YOUR OBJECTIVE → Exactly reproduce each record listed below.

[Some records]
[BEGIN]
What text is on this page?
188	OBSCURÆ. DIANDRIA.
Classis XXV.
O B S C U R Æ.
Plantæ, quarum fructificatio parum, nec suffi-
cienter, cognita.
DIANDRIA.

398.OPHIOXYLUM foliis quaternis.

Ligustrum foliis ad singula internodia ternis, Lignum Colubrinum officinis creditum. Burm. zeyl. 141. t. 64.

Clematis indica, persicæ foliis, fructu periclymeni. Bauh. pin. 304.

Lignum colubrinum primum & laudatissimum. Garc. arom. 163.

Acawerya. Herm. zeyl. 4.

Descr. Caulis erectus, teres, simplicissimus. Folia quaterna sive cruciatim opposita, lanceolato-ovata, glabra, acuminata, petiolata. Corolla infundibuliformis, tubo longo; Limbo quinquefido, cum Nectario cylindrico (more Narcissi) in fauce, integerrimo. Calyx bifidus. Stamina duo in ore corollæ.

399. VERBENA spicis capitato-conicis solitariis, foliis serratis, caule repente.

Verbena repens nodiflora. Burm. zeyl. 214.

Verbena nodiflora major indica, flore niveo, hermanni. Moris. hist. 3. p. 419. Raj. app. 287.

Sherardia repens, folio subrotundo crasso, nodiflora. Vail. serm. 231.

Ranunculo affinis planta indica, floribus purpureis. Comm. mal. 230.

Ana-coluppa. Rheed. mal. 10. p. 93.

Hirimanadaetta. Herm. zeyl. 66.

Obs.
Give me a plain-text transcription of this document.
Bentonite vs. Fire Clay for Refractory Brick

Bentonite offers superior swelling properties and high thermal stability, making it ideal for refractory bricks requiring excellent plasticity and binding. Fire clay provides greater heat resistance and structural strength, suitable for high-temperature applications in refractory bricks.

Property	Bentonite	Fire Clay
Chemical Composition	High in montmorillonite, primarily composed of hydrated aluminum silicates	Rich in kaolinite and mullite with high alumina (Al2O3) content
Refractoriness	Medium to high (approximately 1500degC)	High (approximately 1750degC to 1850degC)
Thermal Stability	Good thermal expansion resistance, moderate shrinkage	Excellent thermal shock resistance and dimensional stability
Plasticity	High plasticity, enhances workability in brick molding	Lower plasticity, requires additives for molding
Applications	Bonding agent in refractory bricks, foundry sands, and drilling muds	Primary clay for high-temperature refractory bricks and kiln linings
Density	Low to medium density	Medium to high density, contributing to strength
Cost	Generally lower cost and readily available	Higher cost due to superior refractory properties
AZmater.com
[END]
FULL RESPONSE →
What text is on this page?
188	OBSCURÆ. DIANDRIA.
Classis XXV.
O B S C U R Æ.
Plantæ, quarum fructificatio parum, nec suffi-
cienter, cognita.
DIANDRIA.

398.OPHIOXYLUM foliis quaternis.

Ligustrum foliis ad singula internodia ternis, Lignum Colubrinum officinis creditum. Burm. zeyl. 141. t. 64.

Clematis indica, persicæ foliis, fructu periclymeni. Bauh. pin. 304.

Lignum colubrinum primum & laudatissimum. Garc. arom. 163.

Acawerya. Herm. zeyl. 4.

Descr. Caulis erectus, teres, simplicissimus. Folia quaterna sive cruciatim opposita, lanceolato-ovata, glabra, acuminata, petiolata. Corolla infundibuliformis, tubo longo; Limbo quinquefido, cum Nectario cylindrico (more Narcissi) in fauce, integerrimo. Calyx bifidus. Stamina duo in ore corollæ.

399. VERBENA spicis capitato-conicis solitariis, foliis serratis, caule repente.

Verbena repens nodiflora. Burm. zeyl. 214.

Verbena nodiflora major indica, flore niveo, hermanni. Moris. hist. 3. p. 419. Raj. app. 287.

Sherardia repens, folio subrotundo crasso, nodiflora. Vail. serm. 231.

Ranunculo affinis planta indica, floribus purpureis. Comm. mal. 230.

Ana-coluppa. Rheed. mal. 10. p. 93.

Hirimanadaetta. Herm. zeyl. 66.

Obs.
Give me a plain-text transcription of this document.
Bentonite vs. Fire Clay for Refractory Brick

Bentonite offers superior swelling properties and high thermal stability, making it ideal for refractory bricks requiring excellent plasticity and binding. Fire clay provides greater heat resistance and structural strength, suitable for high-temperature applications in refractory bricks.

Property	Bentonite	Fire Clay
Chemical Composition	High in montmorillonite, primarily composed of hydrated aluminum silicates	Rich in kaolinite and mullite with high alumina (Al2O3) content
Refractoriness	Medium to high (approximately 1500degC)	High (approximately 1750degC to 1850degC)
Thermal Stability	Good thermal expansion resistance, moderate shrinkage	Excellent thermal shock resistance and dimensional stability
Plasticity	High plasticity, enhances workability in brick molding	Lower plasticity, requires additives for molding
Applications	Bonding agent in refractory bricks, foundry sands, and drilling muds	Primary clay for high-temperature refractory bricks and kiln linings
Density	Low to medium density	Medium to high density, contributing to strength
Cost	Generally lower cost and readily available	Higher cost due to superior refractory properties
AZmater.com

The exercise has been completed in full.